_Data items:_
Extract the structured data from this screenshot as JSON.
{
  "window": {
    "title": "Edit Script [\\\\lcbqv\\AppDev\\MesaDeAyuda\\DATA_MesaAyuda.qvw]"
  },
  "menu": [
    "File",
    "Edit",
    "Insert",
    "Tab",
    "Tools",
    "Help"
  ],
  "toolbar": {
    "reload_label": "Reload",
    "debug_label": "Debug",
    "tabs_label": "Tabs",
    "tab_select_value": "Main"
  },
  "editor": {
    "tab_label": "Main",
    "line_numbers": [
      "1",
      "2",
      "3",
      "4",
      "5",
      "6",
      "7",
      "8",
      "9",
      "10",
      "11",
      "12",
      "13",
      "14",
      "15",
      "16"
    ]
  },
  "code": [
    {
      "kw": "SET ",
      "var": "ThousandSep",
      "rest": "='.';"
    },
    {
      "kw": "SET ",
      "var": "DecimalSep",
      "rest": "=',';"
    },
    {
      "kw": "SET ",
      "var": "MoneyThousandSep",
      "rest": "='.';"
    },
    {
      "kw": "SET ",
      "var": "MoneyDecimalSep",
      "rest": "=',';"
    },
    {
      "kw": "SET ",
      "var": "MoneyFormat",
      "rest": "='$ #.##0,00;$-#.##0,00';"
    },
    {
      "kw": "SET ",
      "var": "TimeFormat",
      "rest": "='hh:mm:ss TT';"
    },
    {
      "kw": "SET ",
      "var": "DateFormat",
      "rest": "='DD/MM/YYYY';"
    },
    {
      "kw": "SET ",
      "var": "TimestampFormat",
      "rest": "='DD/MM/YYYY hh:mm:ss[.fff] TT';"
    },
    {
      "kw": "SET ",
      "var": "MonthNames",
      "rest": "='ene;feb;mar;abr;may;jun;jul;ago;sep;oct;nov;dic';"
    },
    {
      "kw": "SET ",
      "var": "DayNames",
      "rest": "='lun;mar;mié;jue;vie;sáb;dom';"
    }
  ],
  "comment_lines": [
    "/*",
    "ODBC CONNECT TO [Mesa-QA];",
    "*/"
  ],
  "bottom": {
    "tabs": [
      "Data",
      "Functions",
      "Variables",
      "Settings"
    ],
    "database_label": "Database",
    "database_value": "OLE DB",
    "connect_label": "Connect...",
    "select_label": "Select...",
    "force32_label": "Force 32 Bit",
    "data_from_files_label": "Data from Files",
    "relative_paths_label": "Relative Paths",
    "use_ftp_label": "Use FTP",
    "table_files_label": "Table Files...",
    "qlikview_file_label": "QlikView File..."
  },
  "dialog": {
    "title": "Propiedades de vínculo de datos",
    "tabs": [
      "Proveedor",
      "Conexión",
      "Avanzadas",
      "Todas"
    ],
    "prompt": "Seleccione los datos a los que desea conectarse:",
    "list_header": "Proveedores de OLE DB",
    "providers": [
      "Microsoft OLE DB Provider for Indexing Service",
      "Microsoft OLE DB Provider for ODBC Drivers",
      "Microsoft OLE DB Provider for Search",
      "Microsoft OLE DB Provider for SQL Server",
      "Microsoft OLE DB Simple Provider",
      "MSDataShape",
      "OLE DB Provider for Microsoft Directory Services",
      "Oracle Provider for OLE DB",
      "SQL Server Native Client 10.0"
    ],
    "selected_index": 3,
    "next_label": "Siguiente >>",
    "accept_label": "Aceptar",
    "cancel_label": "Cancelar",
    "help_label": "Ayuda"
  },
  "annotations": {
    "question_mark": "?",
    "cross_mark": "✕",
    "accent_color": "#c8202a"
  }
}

_Your task:_
Identify the lines in the entries that hold "Files" and return each one.

_Response below:_
    "data_from_files_label": "Data from Files",
    "table_files_label": "Table Files...",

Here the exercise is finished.